• Page extract:
— START —
This works similar to pull above. However you mention the fact that the
branch must be a subset (which applies to pull as well). The check is
actually that you can reach the head revision of the TO branch by
following the parent links from the head of this branch. This is a
subset relation (assuming that revision ids are always unique), as once
that condition is satisfied both branches will have exactly the same
revisions in those two DAGs (taking just the DAG starting at the
revision you find in the FROM branch).

> 
> # Why does checkout do 2 seemingly very different things? This seems
> to cause a lot of confusion. Am I misunderstanding the components
> here?

Indeed this surprised me at first.

You could see it as "create a working tree for this branch, and if the
branch is not local then get me a branch as well, unless I specify
--lightweight".

There has been talk of a "create-tree" command which should be slightly
more discoverable for adding a tree to a branch.

> # Why can't annotate work on a remote branch?
— END —
• Supplied material:
— START —
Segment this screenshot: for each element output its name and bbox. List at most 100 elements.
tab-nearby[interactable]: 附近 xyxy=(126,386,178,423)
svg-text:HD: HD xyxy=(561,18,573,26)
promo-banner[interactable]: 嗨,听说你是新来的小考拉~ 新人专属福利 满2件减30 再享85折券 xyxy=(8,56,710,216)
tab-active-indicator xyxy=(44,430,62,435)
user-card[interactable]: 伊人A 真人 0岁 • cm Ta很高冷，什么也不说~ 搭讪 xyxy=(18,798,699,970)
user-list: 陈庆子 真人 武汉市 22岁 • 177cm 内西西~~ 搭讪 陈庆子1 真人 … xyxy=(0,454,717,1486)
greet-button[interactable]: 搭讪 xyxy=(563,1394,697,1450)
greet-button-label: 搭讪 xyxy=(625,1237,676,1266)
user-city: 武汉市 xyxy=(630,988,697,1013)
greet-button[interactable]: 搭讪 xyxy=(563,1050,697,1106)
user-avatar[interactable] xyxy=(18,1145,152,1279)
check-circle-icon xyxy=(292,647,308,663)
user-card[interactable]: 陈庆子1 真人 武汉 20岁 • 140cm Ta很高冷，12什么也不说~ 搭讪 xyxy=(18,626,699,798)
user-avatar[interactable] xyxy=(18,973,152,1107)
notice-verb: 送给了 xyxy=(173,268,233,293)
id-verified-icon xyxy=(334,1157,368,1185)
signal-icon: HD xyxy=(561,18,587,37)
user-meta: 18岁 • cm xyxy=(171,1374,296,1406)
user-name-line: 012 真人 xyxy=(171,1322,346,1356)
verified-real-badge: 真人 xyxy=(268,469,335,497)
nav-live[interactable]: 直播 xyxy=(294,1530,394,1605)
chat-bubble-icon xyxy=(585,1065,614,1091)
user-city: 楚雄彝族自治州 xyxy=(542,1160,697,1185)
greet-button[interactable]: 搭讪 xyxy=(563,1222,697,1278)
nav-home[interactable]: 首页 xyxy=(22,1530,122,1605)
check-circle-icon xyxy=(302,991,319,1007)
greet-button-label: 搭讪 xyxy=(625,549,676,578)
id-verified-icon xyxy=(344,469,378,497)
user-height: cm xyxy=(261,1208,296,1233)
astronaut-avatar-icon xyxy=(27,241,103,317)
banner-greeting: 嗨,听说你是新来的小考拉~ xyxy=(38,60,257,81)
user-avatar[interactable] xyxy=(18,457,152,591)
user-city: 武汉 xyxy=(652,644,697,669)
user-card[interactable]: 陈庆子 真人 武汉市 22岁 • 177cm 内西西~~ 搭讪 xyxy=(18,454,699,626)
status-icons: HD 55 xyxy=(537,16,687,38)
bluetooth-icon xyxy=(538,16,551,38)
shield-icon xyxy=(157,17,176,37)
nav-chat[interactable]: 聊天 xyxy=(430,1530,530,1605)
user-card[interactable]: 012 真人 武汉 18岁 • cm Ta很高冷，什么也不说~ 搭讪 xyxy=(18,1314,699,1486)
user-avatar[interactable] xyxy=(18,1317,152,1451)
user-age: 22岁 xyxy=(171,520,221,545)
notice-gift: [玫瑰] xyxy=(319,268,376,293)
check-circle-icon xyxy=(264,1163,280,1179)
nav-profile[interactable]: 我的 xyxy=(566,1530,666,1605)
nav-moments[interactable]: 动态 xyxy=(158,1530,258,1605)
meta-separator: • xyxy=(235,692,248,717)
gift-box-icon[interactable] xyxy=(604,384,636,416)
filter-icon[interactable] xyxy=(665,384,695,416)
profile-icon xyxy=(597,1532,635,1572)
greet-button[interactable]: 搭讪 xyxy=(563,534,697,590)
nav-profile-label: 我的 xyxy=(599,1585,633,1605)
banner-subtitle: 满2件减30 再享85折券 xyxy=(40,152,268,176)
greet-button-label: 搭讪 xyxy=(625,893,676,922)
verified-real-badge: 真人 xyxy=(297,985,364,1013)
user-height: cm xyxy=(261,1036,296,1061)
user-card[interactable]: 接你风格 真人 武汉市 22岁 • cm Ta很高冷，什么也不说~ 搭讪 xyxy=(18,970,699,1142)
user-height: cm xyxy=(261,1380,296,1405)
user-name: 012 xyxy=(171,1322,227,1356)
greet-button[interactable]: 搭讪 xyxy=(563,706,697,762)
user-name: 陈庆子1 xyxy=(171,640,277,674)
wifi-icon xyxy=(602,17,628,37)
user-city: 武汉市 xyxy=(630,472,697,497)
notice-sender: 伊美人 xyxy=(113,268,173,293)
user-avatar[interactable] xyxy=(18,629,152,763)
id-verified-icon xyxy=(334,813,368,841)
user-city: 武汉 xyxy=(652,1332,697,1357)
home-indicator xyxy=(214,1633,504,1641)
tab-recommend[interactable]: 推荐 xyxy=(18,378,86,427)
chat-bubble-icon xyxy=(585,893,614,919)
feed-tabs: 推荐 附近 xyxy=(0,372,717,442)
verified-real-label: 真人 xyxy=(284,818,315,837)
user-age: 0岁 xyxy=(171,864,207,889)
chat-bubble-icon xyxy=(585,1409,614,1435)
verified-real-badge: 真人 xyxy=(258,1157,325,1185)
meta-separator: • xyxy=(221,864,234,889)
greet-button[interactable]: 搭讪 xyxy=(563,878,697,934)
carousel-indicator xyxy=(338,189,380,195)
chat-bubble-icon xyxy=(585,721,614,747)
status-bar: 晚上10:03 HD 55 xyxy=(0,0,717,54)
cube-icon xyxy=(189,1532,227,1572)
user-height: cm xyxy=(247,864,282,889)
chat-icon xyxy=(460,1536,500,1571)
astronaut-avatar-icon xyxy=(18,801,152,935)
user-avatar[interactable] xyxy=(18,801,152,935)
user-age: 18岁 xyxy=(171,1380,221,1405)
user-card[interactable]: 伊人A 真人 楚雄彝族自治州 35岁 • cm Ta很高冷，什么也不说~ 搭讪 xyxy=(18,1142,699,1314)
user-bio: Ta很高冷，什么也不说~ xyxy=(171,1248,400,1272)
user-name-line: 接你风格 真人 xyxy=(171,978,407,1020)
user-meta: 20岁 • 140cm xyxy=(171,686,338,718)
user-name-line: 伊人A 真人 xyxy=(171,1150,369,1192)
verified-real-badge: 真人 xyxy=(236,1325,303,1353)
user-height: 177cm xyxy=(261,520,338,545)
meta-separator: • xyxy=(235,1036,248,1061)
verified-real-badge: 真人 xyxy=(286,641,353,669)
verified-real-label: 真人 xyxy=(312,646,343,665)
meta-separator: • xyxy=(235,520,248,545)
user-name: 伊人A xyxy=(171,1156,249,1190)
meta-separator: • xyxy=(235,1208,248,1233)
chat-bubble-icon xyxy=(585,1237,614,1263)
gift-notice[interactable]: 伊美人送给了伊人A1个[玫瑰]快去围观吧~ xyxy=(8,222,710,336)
— END —
— START —
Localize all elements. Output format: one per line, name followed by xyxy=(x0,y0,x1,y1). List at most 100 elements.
— END —
• To be done:
• A. In the discussion of branches and checkout, what command has been talked about for adding a tree to a branch?
• B. Go on with the discussion of branches and checkout from where it stops.
The items have no connection to the discussion of branches and checkout.

• Answer list:
• A. A "create-tree" command.

• B.
It should be able to I believe. This may well be a bug. There may be a
reason I am missing though, otherwise it should be quite easy to fix.

> # Other questions?
> # How do I create a repository after I have already created a branch?

You have a repository in the same .bzr as the branch. If you mean shared
repository you can just touch one file in there. If you want a shared
repository in the parent directory you can pull it out and make it
shared. There is no command to do this however. Again it has been
discussed to add a command to promote a branch to shared repo and
branch.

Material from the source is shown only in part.